*** Supplied material ***

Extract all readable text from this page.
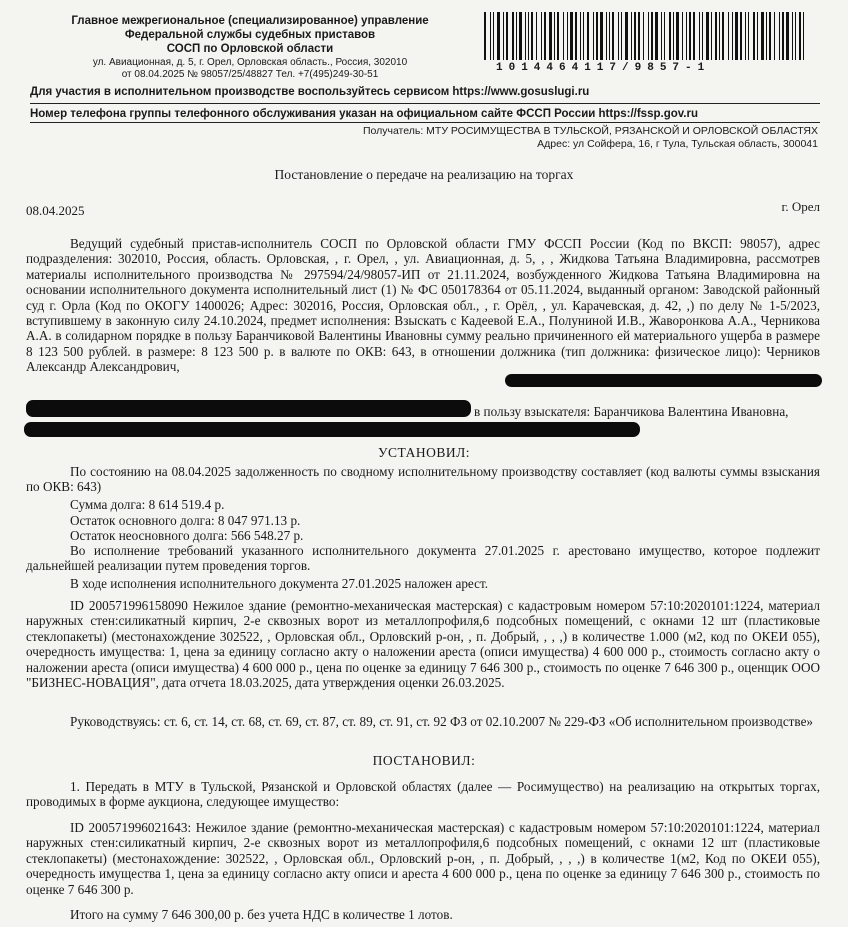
Главное межрегиональное (специализированное) управление
Федеральной службы судебных приставов
СОСП по Орловской области
ул. Авиационная, д. 5, г. Орел, Орловская область., Россия, 302010
от 08.04.2025 № 98057/25/48827 Тел. +7(495)249-30-51
1014464117/9857-1
Для участия в исполнительном производстве воспользуйтесь сервисом https://www.gosuslugi.ru
Номер телефона группы телефонного обслуживания указан на официальном сайте ФССП России https://fssp.gov.ru
Получатель: МТУ РОСИМУЩЕСТВА В ТУЛЬСКОЙ, РЯЗАНСКОЙ И ОРЛОВСКОЙ ОБЛАСТЯХ
Адрес: ул Сойфера, 16, г Тула, Тульская область, 300041
Постановление о передаче на реализацию на торгах
08.04.2025	г. Орел
Ведущий судебный пристав-исполнитель СОСП по Орловской области ГМУ ФССП России (Код по ВКСП: 98057), адрес подразделения: 302010, Россия, область. Орловская, , г. Орел, , ул. Авиационная, д. 5, , , Жидкова Татьяна Владимировна, рассмотрев материалы исполнительного производства № 297594/24/98057-ИП от 21.11.2024, возбужденного Жидкова Татьяна Владимировна на основании исполнительного документа исполнительный лист (1) № ФС 050178364 от 05.11.2024, выданный органом: Заводской районный суд г. Орла (Код по ОКОГУ 1400026; Адрес: 302016, Россия, Орловская обл., , г. Орёл, , ул. Карачевская, д. 42, ,) по делу № 1-5/2023, вступившему в законную силу 24.10.2024, предмет исполнения: Взыскать с Кадеевой Е.А., Полуниной И.В., Жаворонкова А.А., Черникова А.А. в солидарном порядке в пользу Баранчиковой Валентины Ивановны сумму реально причиненного ей материального ущерба в размере 8 123 500 рублей. в размере: 8 123 500 р. в валюте по ОКВ: 643, в отношении должника (тип должника: физическое лицо): Черников Александр Александрович,
в пользу взыскателя: Баранчикова Валентина Ивановна,
УСТАНОВИЛ:
По состоянию на 08.04.2025 задолженность по сводному исполнительному производству составляет (код валюты суммы взыскания по ОКВ: 643)
Сумма долга: 8 614 519.4 р.
Остаток основного долга: 8 047 971.13 р.
Остаток неосновного долга: 566 548.27 р.
Во исполнение требований указанного исполнительного документа 27.01.2025 г. арестовано имущество, которое подлежит дальнейшей реализации путем проведения торгов.
В ходе исполнения исполнительного документа 27.01.2025 наложен арест.
ID 200571996158090 Нежилое здание (ремонтно-механическая мастерская) с кадастровым номером 57:10:2020101:1224, материал наружных стен:силикатный кирпич, 2-е сквозных ворот из металлопрофиля,6 подсобных помещений, с окнами 12 шт (пластиковые стеклопакеты) (местонахождение 302522, , Орловская обл., Орловский р-он, , п. Добрый, , , ,) в количестве 1.000 (м2, код по ОКЕИ 055), очередность имущества: 1, цена за единицу согласно акту о наложении ареста (описи имущества) 4 600 000 р., стоимость согласно акту о наложении ареста (описи имущества) 4 600 000 р., цена по оценке за единицу 7 646 300 р., стоимость по оценке 7 646 300 р., оценщик ООО "БИЗНЕС-НОВАЦИЯ", дата отчета 18.03.2025, дата утверждения оценки 26.03.2025.
Руководствуясь: ст. 6, ст. 14, ст. 68, ст. 69, ст. 87, ст. 89, ст. 91, ст. 92 ФЗ от 02.10.2007 № 229-ФЗ «Об исполнительном производстве»
ПОСТАНОВИЛ:
1. Передать в МТУ в Тульской, Рязанской и Орловской областях (далее — Росимущество) на реализацию на открытых торгах, проводимых в форме аукциона, следующее имущество:
ID 200571996021643: Нежилое здание (ремонтно-механическая мастерская) с кадастровым номером 57:10:2020101:1224, материал наружных стен:силикатный кирпич, 2-е сквозных ворот из металлопрофиля,6 подсобных помещений, с окнами 12 шт (пластиковые стеклопакеты) (местонахождение: 302522, , Орловская обл., Орловский р-он, , п. Добрый, , , ,) в количестве 1(м2, Код по ОКЕИ 055), очередность имущества 1, цена за единицу согласно акту описи и ареста 4 600 000 р., цена по оценке за единицу 7 646 300 р., стоимость по оценке 7 646 300 р.
Итого на сумму 7 646 300,00 р. без учета НДС в количестве 1 лотов.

***

Objective: Give every record again exactly, apart from the pictures, which stay out.

Task solution:
Extract all readable text from this page.
Главное межрегиональное (специализированное) управление
Федеральной службы судебных приставов
СОСП по Орловской области
ул. Авиационная, д. 5, г. Орел, Орловская область., Россия, 302010
от 08.04.2025 № 98057/25/48827 Тел. +7(495)249-30-51
1014464117/9857-1
Для участия в исполнительном производстве воспользуйтесь сервисом https://www.gosuslugi.ru
Номер телефона группы телефонного обслуживания указан на официальном сайте ФССП России https://fssp.gov.ru
Получатель: МТУ РОСИМУЩЕСТВА В ТУЛЬСКОЙ, РЯЗАНСКОЙ И ОРЛОВСКОЙ ОБЛАСТЯХ
Адрес: ул Сойфера, 16, г Тула, Тульская область, 300041
Постановление о передаче на реализацию на торгах
08.04.2025	г. Орел
Ведущий судебный пристав-исполнитель СОСП по Орловской области ГМУ ФССП России (Код по ВКСП: 98057), адрес подразделения: 302010, Россия, область. Орловская, , г. Орел, , ул. Авиационная, д. 5, , , Жидкова Татьяна Владимировна, рассмотрев материалы исполнительного производства № 297594/24/98057-ИП от 21.11.2024, возбужденного Жидкова Татьяна Владимировна на основании исполнительного документа исполнительный лист (1) № ФС 050178364 от 05.11.2024, выданный органом: Заводской районный суд г. Орла (Код по ОКОГУ 1400026; Адрес: 302016, Россия, Орловская обл., , г. Орёл, , ул. Карачевская, д. 42, ,) по делу № 1-5/2023, вступившему в законную силу 24.10.2024, предмет исполнения: Взыскать с Кадеевой Е.А., Полуниной И.В., Жаворонкова А.А., Черникова А.А. в солидарном порядке в пользу Баранчиковой Валентины Ивановны сумму реально причиненного ей материального ущерба в размере 8 123 500 рублей. в размере: 8 123 500 р. в валюте по ОКВ: 643, в отношении должника (тип должника: физическое лицо): Черников Александр Александрович,
в пользу взыскателя: Баранчикова Валентина Ивановна,
УСТАНОВИЛ:
По состоянию на 08.04.2025 задолженность по сводному исполнительному производству составляет (код валюты суммы взыскания по ОКВ: 643)
Сумма долга: 8 614 519.4 р.
Остаток основного долга: 8 047 971.13 р.
Остаток неосновного долга: 566 548.27 р.
Во исполнение требований указанного исполнительного документа 27.01.2025 г. арестовано имущество, которое подлежит дальнейшей реализации путем проведения торгов.
В ходе исполнения исполнительного документа 27.01.2025 наложен арест.
ID 200571996158090 Нежилое здание (ремонтно-механическая мастерская) с кадастровым номером 57:10:2020101:1224, материал наружных стен:силикатный кирпич, 2-е сквозных ворот из металлопрофиля,6 подсобных помещений, с окнами 12 шт (пластиковые стеклопакеты) (местонахождение 302522, , Орловская обл., Орловский р-он, , п. Добрый, , , ,) в количестве 1.000 (м2, код по ОКЕИ 055), очередность имущества: 1, цена за единицу согласно акту о наложении ареста (описи имущества) 4 600 000 р., стоимость согласно акту о наложении ареста (описи имущества) 4 600 000 р., цена по оценке за единицу 7 646 300 р., стоимость по оценке 7 646 300 р., оценщик ООО "БИЗНЕС-НОВАЦИЯ", дата отчета 18.03.2025, дата утверждения оценки 26.03.2025.
Руководствуясь: ст. 6, ст. 14, ст. 68, ст. 69, ст. 87, ст. 89, ст. 91, ст. 92 ФЗ от 02.10.2007 № 229-ФЗ «Об исполнительном производстве»
ПОСТАНОВИЛ:
1. Передать в МТУ в Тульской, Рязанской и Орловской областях (далее — Росимущество) на реализацию на открытых торгах, проводимых в форме аукциона, следующее имущество:
ID 200571996021643: Нежилое здание (ремонтно-механическая мастерская) с кадастровым номером 57:10:2020101:1224, материал наружных стен:силикатный кирпич, 2-е сквозных ворот из металлопрофиля,6 подсобных помещений, с окнами 12 шт (пластиковые стеклопакеты) (местонахождение: 302522, , Орловская обл., Орловский р-он, , п. Добрый, , , ,) в количестве 1(м2, Код по ОКЕИ 055), очередность имущества 1, цена за единицу согласно акту описи и ареста 4 600 000 р., цена по оценке за единицу 7 646 300 р., стоимость по оценке 7 646 300 р.
Итого на сумму 7 646 300,00 р. без учета НДС в количестве 1 лотов.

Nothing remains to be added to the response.